Task to carry out: Copy out the listing exactly.

Given records:
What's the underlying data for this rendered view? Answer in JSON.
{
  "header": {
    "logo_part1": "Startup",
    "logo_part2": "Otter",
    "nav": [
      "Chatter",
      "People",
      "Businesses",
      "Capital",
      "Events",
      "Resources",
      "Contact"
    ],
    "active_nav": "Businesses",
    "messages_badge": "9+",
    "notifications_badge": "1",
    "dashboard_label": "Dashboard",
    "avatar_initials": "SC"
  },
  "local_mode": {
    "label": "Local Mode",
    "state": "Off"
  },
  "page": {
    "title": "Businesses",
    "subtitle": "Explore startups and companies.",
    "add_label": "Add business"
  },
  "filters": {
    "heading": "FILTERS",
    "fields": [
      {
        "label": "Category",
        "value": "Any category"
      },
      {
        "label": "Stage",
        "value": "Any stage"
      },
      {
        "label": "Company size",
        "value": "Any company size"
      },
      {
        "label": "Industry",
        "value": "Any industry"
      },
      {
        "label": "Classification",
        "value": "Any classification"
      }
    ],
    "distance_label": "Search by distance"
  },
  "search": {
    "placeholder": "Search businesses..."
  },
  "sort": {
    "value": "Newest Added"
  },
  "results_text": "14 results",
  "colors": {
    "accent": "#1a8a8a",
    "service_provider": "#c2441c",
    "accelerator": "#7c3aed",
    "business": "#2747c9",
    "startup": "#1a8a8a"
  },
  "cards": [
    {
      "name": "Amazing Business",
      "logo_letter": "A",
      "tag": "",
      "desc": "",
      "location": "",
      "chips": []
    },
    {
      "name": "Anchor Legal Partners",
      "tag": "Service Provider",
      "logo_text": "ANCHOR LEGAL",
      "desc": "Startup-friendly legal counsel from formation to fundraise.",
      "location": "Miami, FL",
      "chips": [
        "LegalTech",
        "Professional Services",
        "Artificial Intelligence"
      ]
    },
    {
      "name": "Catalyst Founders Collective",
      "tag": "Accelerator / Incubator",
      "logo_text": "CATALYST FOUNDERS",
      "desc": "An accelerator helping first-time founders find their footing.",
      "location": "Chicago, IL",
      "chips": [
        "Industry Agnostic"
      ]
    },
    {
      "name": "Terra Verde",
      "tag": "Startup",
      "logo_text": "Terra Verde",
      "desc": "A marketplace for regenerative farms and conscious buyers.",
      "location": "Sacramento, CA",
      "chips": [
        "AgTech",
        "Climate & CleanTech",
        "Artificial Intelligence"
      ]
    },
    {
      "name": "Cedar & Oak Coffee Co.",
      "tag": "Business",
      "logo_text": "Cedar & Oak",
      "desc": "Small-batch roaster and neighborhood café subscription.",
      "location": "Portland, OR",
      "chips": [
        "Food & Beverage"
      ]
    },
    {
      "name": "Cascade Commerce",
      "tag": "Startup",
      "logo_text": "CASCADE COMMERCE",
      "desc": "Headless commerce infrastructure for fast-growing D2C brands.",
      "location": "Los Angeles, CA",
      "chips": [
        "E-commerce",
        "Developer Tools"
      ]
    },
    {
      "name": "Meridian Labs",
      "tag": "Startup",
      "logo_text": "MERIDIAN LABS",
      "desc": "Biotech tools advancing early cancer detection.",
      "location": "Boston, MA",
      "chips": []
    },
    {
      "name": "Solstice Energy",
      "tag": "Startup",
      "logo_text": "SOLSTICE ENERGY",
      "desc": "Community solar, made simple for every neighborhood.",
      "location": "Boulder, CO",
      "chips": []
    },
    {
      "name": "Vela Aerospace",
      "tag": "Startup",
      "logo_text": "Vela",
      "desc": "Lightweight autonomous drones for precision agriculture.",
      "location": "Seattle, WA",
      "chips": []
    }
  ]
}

Full solution:
What's the underlying data for this rendered view? Answer in JSON.
{
  "header": {
    "logo_part1": "Startup",
    "logo_part2": "Otter",
    "nav": [
      "Chatter",
      "People",
      "Businesses",
      "Capital",
      "Events",
      "Resources",
      "Contact"
    ],
    "active_nav": "Businesses",
    "messages_badge": "9+",
    "notifications_badge": "1",
    "dashboard_label": "Dashboard",
    "avatar_initials": "SC"
  },
  "local_mode": {
    "label": "Local Mode",
    "state": "Off"
  },
  "page": {
    "title": "Businesses",
    "subtitle": "Explore startups and companies.",
    "add_label": "Add business"
  },
  "filters": {
    "heading": "FILTERS",
    "fields": [
      {
        "label": "Category",
        "value": "Any category"
      },
      {
        "label": "Stage",
        "value": "Any stage"
      },
      {
        "label": "Company size",
        "value": "Any company size"
      },
      {
        "label": "Industry",
        "value": "Any industry"
      },
      {
        "label": "Classification",
        "value": "Any classification"
      }
    ],
    "distance_label": "Search by distance"
  },
  "search": {
    "placeholder": "Search businesses..."
  },
  "sort": {
    "value": "Newest Added"
  },
  "results_text": "14 results",
  "colors": {
    "accent": "#1a8a8a",
    "service_provider": "#c2441c",
    "accelerator": "#7c3aed",
    "business": "#2747c9",
    "startup": "#1a8a8a"
  },
  "cards": [
    {
      "name": "Amazing Business",
      "logo_letter": "A",
      "tag": "",
      "desc": "",
      "location": "",
      "chips": []
    },
    {
      "name": "Anchor Legal Partners",
      "tag": "Service Provider",
      "logo_text": "ANCHOR LEGAL",
      "desc": "Startup-friendly legal counsel from formation to fundraise.",
      "location": "Miami, FL",
      "chips": [
        "LegalTech",
        "Professional Services",
        "Artificial Intelligence"
      ]
    },
    {
      "name": "Catalyst Founders Collective",
      "tag": "Accelerator / Incubator",
      "logo_text": "CATALYST FOUNDERS",
      "desc": "An accelerator helping first-time founders find their footing.",
      "location": "Chicago, IL",
      "chips": [
        "Industry Agnostic"
      ]
    },
    {
      "name": "Terra Verde",
      "tag": "Startup",
      "logo_text": "Terra Verde",
      "desc": "A marketplace for regenerative farms and conscious buyers.",
      "location": "Sacramento, CA",
      "chips": [
        "AgTech",
        "Climate & CleanTech",
        "Artificial Intelligence"
      ]
    },
    {
      "name": "Cedar & Oak Coffee Co.",
      "tag": "Business",
      "logo_text": "Cedar & Oak",
      "desc": "Small-batch roaster and neighborhood café subscription.",
      "location": "Portland, OR",
      "chips": [
        "Food & Beverage"
      ]
    },
    {
      "name": "Cascade Commerce",
      "tag": "Startup",
      "logo_text": "CASCADE COMMERCE",
      "desc": "Headless commerce infrastructure for fast-growing D2C brands.",
      "location": "Los Angeles, CA",
      "chips": [
        "E-commerce",
        "Developer Tools"
      ]
    },
    {
      "name": "Meridian Labs",
      "tag": "Startup",
      "logo_text": "MERIDIAN LABS",
      "desc": "Biotech tools advancing early cancer detection.",
      "location": "Boston, MA",
      "chips": []
    },
    {
      "name": "Solstice Energy",
      "tag": "Startup",
      "logo_text": "SOLSTICE ENERGY",
      "desc": "Community solar, made simple for every neighborhood.",
      "location": "Boulder, CO",
      "chips": []
    },
    {
      "name": "Vela Aerospace",
      "tag": "Startup",
      "logo_text": "Vela",
      "desc": "Lightweight autonomous drones for precision agriculture.",
      "location": "Seattle, WA",
      "chips": []
    }
  ]
}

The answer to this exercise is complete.